• **EXERCISE GOAL**
Scan the data below for the string "JSON". Show every line where it turns up.
--- Start of ITEMS ---
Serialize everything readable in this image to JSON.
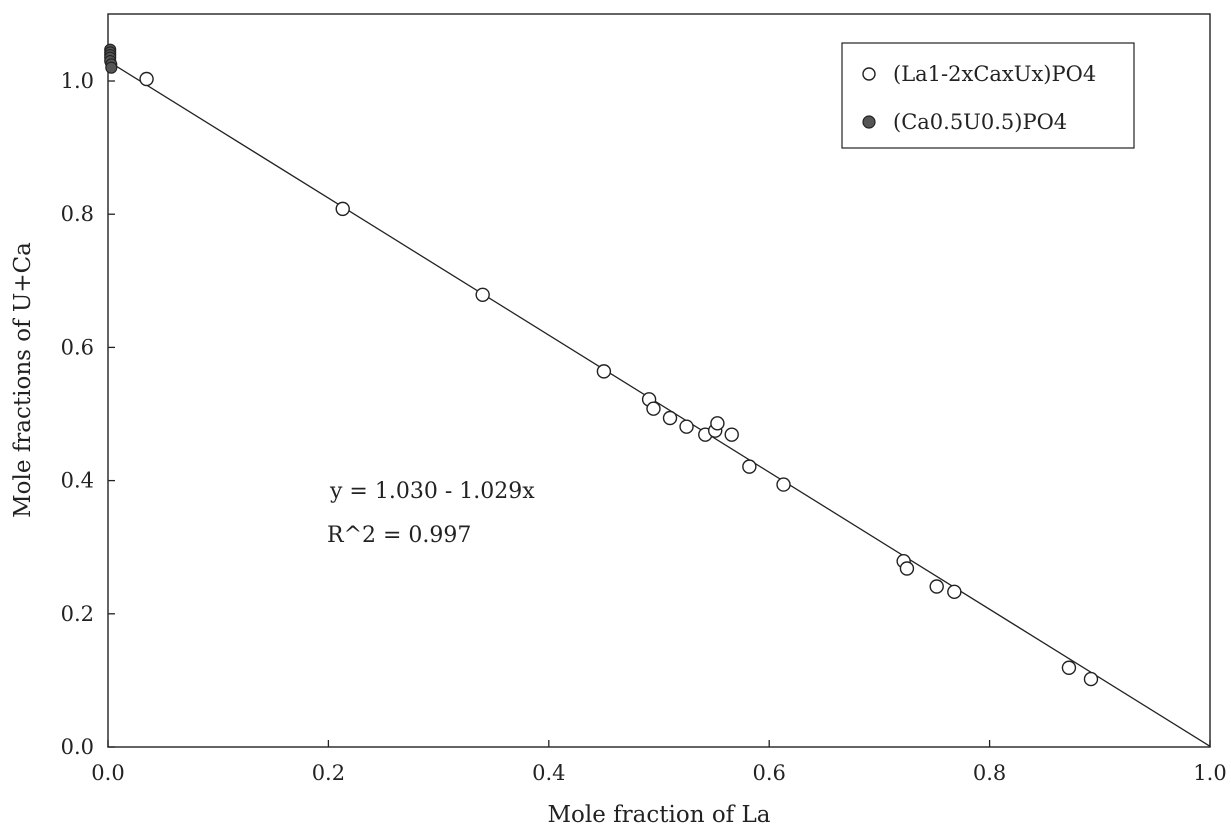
{
  "chart_data": {
    "type": "scatter",
    "title": "",
    "xlabel": "Mole fraction of La",
    "ylabel": "Mole fractions of U+Ca",
    "xlim": [
      0.0,
      1.0
    ],
    "ylim": [
      0.0,
      1.1
    ],
    "xticks": [
      "0.0",
      "0.2",
      "0.4",
      "0.6",
      "0.8",
      "1.0"
    ],
    "yticks": [
      "0.0",
      "0.2",
      "0.4",
      "0.6",
      "0.8",
      "1.0"
    ],
    "grid": false,
    "legend_position": "top-right",
    "series": [
      {
        "name": "(La1-2xCaxUx)PO4",
        "marker": "open-circle",
        "color": "#222222",
        "points": [
          {
            "x": 0.035,
            "y": 1.003
          },
          {
            "x": 0.213,
            "y": 0.808
          },
          {
            "x": 0.34,
            "y": 0.679
          },
          {
            "x": 0.45,
            "y": 0.564
          },
          {
            "x": 0.491,
            "y": 0.522
          },
          {
            "x": 0.495,
            "y": 0.508
          },
          {
            "x": 0.51,
            "y": 0.494
          },
          {
            "x": 0.525,
            "y": 0.481
          },
          {
            "x": 0.542,
            "y": 0.469
          },
          {
            "x": 0.551,
            "y": 0.475
          },
          {
            "x": 0.553,
            "y": 0.486
          },
          {
            "x": 0.566,
            "y": 0.469
          },
          {
            "x": 0.582,
            "y": 0.421
          },
          {
            "x": 0.613,
            "y": 0.394
          },
          {
            "x": 0.722,
            "y": 0.279
          },
          {
            "x": 0.725,
            "y": 0.268
          },
          {
            "x": 0.752,
            "y": 0.241
          },
          {
            "x": 0.768,
            "y": 0.233
          },
          {
            "x": 0.872,
            "y": 0.119
          },
          {
            "x": 0.892,
            "y": 0.102
          }
        ]
      },
      {
        "name": "(Ca0.5U0.5)PO4",
        "marker": "filled-circle",
        "color": "#555555",
        "points": [
          {
            "x": 0.002,
            "y": 1.047
          },
          {
            "x": 0.002,
            "y": 1.043
          },
          {
            "x": 0.002,
            "y": 1.039
          },
          {
            "x": 0.002,
            "y": 1.035
          },
          {
            "x": 0.002,
            "y": 1.03
          },
          {
            "x": 0.003,
            "y": 1.025
          },
          {
            "x": 0.003,
            "y": 1.02
          }
        ]
      }
    ],
    "fit_line": {
      "intercept": 1.03,
      "slope": -1.029
    },
    "annotations": {
      "equation": "y = 1.030 - 1.029x",
      "r_squared": "R^2 = 0.997"
    },
    "legend": {
      "items": [
        {
          "label": "(La1-2xCaxUx)PO4",
          "marker": "open-circle"
        },
        {
          "label": "(Ca0.5U0.5)PO4",
          "marker": "filled-circle"
        }
      ]
    }
  }
}
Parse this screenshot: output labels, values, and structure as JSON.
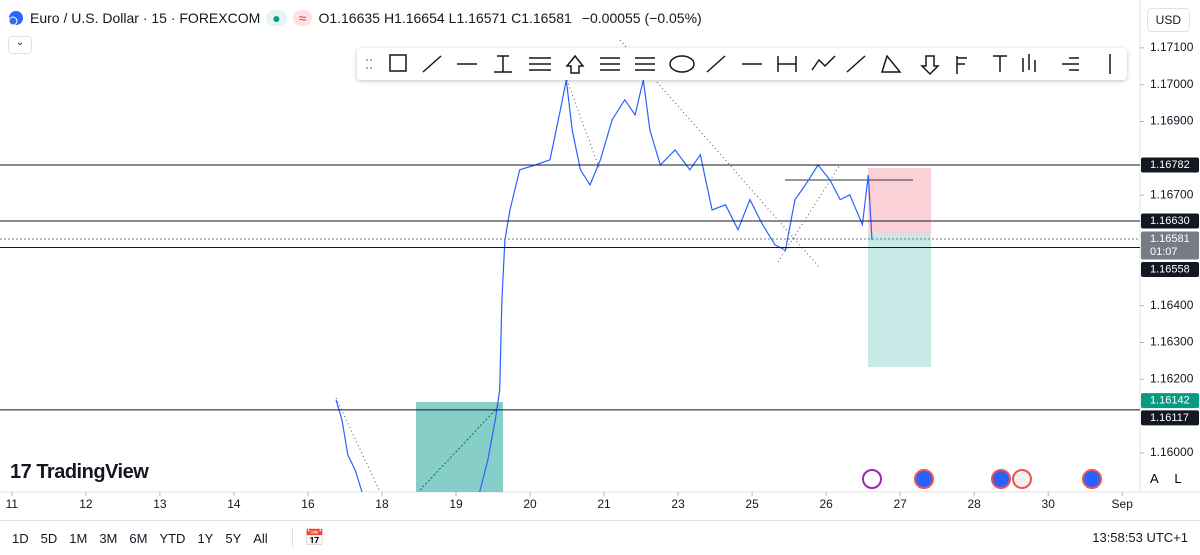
{
  "header": {
    "symbol": "Euro / U.S. Dollar · 15 · FOREXCOM",
    "ohlc": [
      {
        "key": "O",
        "value": "1.16635"
      },
      {
        "key": "H",
        "value": "1.16654"
      },
      {
        "key": "L",
        "value": "1.16571"
      },
      {
        "key": "C",
        "value": "1.16581"
      }
    ],
    "change": "−0.00055 (−0.05%)",
    "currency": "USD"
  },
  "logo": "TradingView",
  "scale_buttons": [
    "A",
    "L"
  ],
  "periods": [
    "1D",
    "5D",
    "1M",
    "3M",
    "6M",
    "YTD",
    "1Y",
    "5Y",
    "All"
  ],
  "clock": "13:58:53 UTC+1",
  "chart_data": {
    "type": "line",
    "color": "#2962ff",
    "x": [
      4.38,
      4.46,
      4.54,
      4.64,
      4.73,
      5.5,
      6.32,
      6.43,
      6.53,
      6.59,
      6.62,
      6.66,
      6.73,
      6.86,
      7.07,
      7.27,
      7.41,
      7.49,
      7.57,
      7.68,
      7.81,
      7.95,
      8.11,
      8.28,
      8.42,
      8.53,
      8.62,
      8.76,
      8.96,
      9.16,
      9.3,
      9.46,
      9.64,
      9.81,
      9.97,
      10.14,
      10.31,
      10.45,
      10.58,
      10.72,
      10.89,
      11.05,
      11.19,
      11.32,
      11.49,
      11.57,
      11.62
    ],
    "values": [
      1.16144,
      1.16089,
      1.15994,
      1.15953,
      1.15894,
      null,
      1.15894,
      1.15981,
      1.16089,
      1.16171,
      1.16415,
      1.16578,
      1.1666,
      1.16769,
      1.16782,
      1.16796,
      1.16932,
      1.17013,
      1.16877,
      1.16769,
      1.16728,
      1.16796,
      1.16905,
      1.16959,
      1.16918,
      1.17013,
      1.16877,
      1.16782,
      1.16823,
      1.16769,
      1.1681,
      1.1666,
      1.16674,
      1.16606,
      1.16688,
      1.1662,
      1.16565,
      1.16551,
      1.16688,
      1.16728,
      1.16782,
      1.16742,
      1.16688,
      1.16701,
      1.1662,
      1.16755,
      1.16578
    ],
    "xlim": [
      -0.16,
      15.24
    ],
    "xticks": [
      {
        "value": 0,
        "label": "11"
      },
      {
        "value": 1,
        "label": "12"
      },
      {
        "value": 2,
        "label": "13"
      },
      {
        "value": 3,
        "label": "14"
      },
      {
        "value": 4,
        "label": "16"
      },
      {
        "value": 5,
        "label": "18"
      },
      {
        "value": 6,
        "label": "19"
      },
      {
        "value": 7,
        "label": "20"
      },
      {
        "value": 8,
        "label": "21"
      },
      {
        "value": 9,
        "label": "23"
      },
      {
        "value": 10,
        "label": "25"
      },
      {
        "value": 11,
        "label": "26"
      },
      {
        "value": 12,
        "label": "27"
      },
      {
        "value": 13,
        "label": "28"
      },
      {
        "value": 14,
        "label": "30"
      },
      {
        "value": 15,
        "label": "Sep"
      }
    ],
    "ylim": [
      1.15894,
      1.1723
    ],
    "yticks": [
      {
        "value": 1.171,
        "label": "1.17100"
      },
      {
        "value": 1.17,
        "label": "1.17000"
      },
      {
        "value": 1.169,
        "label": "1.16900"
      },
      {
        "value": 1.167,
        "label": "1.16700"
      },
      {
        "value": 1.164,
        "label": "1.16400"
      },
      {
        "value": 1.163,
        "label": "1.16300"
      },
      {
        "value": 1.162,
        "label": "1.16200"
      },
      {
        "value": 1.16,
        "label": "1.16000"
      }
    ],
    "levels": [
      {
        "value": 1.16782,
        "color": "#131722",
        "line": true
      },
      {
        "value": {
          "value": 1.1663,
          "label": "1.16630"
        },
        "color": "#131722",
        "line": true
      },
      {
        "value": 1.16581,
        "sublabel": "01:07",
        "color": "#787b86",
        "line": true
      },
      {
        "value": 1.16558,
        "color": "#131722",
        "line": true
      },
      {
        "value": 1.16142,
        "color": "#089981",
        "line": false
      },
      {
        "value": 1.16117,
        "color": "#131722",
        "line": true
      }
    ]
  }
}
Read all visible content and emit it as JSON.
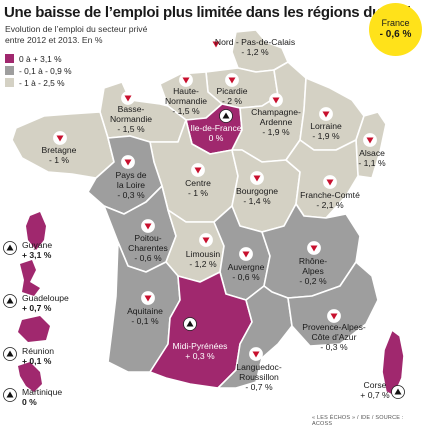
{
  "header": {
    "title": "Une baisse de l’emploi plus limitée dans les régions du sud",
    "subtitle_line1": "Evolution de l’emploi du secteur privé",
    "subtitle_line2": "entre 2012 et 2013. En %"
  },
  "legend": [
    {
      "label": "0 à + 3,1 %",
      "color": "#a0286e"
    },
    {
      "label": "- 0,1 à - 0,9 %",
      "color": "#9e9e9e"
    },
    {
      "label": "- 1 à - 2,5 %",
      "color": "#d4d1c4"
    }
  ],
  "france": {
    "name": "France",
    "value": "- 0,6 %",
    "color": "#ffe21a"
  },
  "regions": [
    {
      "name": "Nord - Pas-de-Calais",
      "value": "- 1,2 %",
      "trend": "down"
    },
    {
      "name": "Haute-Normandie",
      "value": "- 1,5 %",
      "trend": "down"
    },
    {
      "name": "Picardie",
      "value": "- 2 %",
      "trend": "down"
    },
    {
      "name": "Basse-Normandie",
      "value": "- 1,5 %",
      "trend": "down"
    },
    {
      "name": "Ile-de-France",
      "value": "0 %",
      "trend": "up"
    },
    {
      "name": "Champagne-Ardenne",
      "value": "- 1,9 %",
      "trend": "down"
    },
    {
      "name": "Lorraine",
      "value": "- 1,9 %",
      "trend": "down"
    },
    {
      "name": "Alsace",
      "value": "- 1,1 %",
      "trend": "down"
    },
    {
      "name": "Bretagne",
      "value": "- 1 %",
      "trend": "down"
    },
    {
      "name": "Pays de la Loire",
      "value": "- 0,3 %",
      "trend": "down"
    },
    {
      "name": "Centre",
      "value": "- 1 %",
      "trend": "down"
    },
    {
      "name": "Bourgogne",
      "value": "- 1,4 %",
      "trend": "down"
    },
    {
      "name": "Franche-Comté",
      "value": "- 2,1 %",
      "trend": "down"
    },
    {
      "name": "Poitou-Charentes",
      "value": "- 0,6 %",
      "trend": "down"
    },
    {
      "name": "Limousin",
      "value": "- 1,2 %",
      "trend": "down"
    },
    {
      "name": "Auvergne",
      "value": "- 0,6 %",
      "trend": "down"
    },
    {
      "name": "Rhône-Alpes",
      "value": "- 0,2 %",
      "trend": "down"
    },
    {
      "name": "Aquitaine",
      "value": "- 0,1 %",
      "trend": "down"
    },
    {
      "name": "Midi-Pyrénées",
      "value": "+ 0,3 %",
      "trend": "up"
    },
    {
      "name": "Languedoc-Roussillon",
      "value": "- 0,7 %",
      "trend": "down"
    },
    {
      "name": "Provence-Alpes-Côte d’Azur",
      "value": "- 0,3 %",
      "trend": "down"
    },
    {
      "name": "Corse",
      "value": "+ 0,7 %",
      "trend": "up"
    }
  ],
  "overseas": [
    {
      "name": "Guyane",
      "value": "+ 3,1 %",
      "trend": "up"
    },
    {
      "name": "Guadeloupe",
      "value": "+ 0,7 %",
      "trend": "up"
    },
    {
      "name": "Réunion",
      "value": "+ 0,1 %",
      "trend": "up"
    },
    {
      "name": "Martinique",
      "value": "0 %",
      "trend": "up"
    }
  ],
  "source": "« LES ÉCHOS » / IDE / SOURCE : ACOSS",
  "icons": {
    "up": "triangle-up-icon",
    "down": "triangle-down-icon"
  }
}
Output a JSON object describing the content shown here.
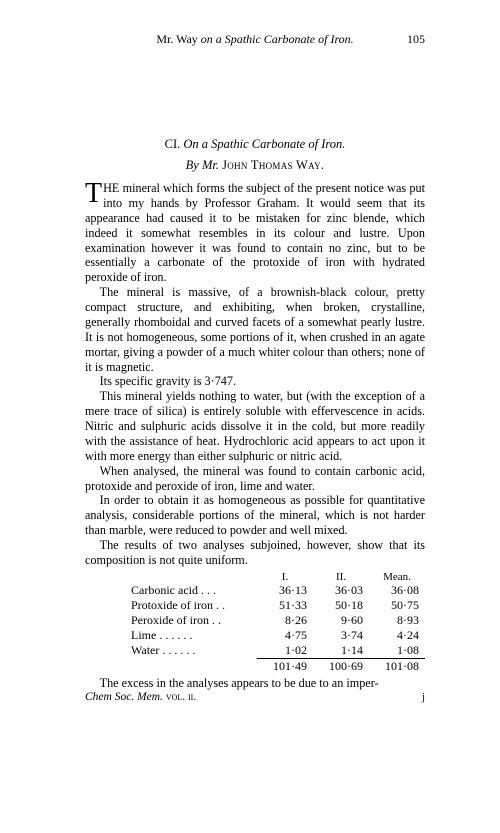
--- End of ITEMS ---
• **EXERCISE ANSWER**
Serialize everything readable in this image to JSON.
Parse this screenshot: output labels, values, and structure as JSON.
Read all visible content and emit it as JSON.
Output a JSON object describing the content shown here.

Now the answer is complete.